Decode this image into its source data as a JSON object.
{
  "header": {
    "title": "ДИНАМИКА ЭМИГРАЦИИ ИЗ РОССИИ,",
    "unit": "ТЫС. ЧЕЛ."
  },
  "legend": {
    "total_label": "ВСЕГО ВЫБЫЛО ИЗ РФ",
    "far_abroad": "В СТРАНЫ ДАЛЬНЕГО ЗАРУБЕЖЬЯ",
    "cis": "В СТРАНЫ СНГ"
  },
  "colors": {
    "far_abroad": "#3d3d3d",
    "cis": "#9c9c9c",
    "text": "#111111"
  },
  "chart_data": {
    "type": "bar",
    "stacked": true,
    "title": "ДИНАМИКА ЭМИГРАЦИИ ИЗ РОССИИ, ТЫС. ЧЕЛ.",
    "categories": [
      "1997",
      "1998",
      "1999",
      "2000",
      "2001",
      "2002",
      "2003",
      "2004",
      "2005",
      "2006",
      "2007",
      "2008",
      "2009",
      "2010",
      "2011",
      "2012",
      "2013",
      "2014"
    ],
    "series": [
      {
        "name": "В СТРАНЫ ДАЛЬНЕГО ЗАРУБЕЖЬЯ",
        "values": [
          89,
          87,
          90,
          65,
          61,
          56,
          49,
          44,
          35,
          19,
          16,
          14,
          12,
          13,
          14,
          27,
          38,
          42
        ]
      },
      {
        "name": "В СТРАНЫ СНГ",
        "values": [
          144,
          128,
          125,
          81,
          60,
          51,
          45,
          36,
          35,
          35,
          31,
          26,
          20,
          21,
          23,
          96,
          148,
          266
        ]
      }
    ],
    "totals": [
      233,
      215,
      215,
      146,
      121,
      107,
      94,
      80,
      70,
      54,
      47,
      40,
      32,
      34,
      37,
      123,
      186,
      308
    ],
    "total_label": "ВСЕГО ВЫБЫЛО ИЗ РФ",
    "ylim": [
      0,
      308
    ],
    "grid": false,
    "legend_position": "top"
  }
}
====
* Work to be completed *
Locate all lines in the listing above with the word "name" and copy them.

* Complete output *
        "name": "В СТРАНЫ ДАЛЬНЕГО ЗАРУБЕЖЬЯ",
        "name": "В СТРАНЫ СНГ",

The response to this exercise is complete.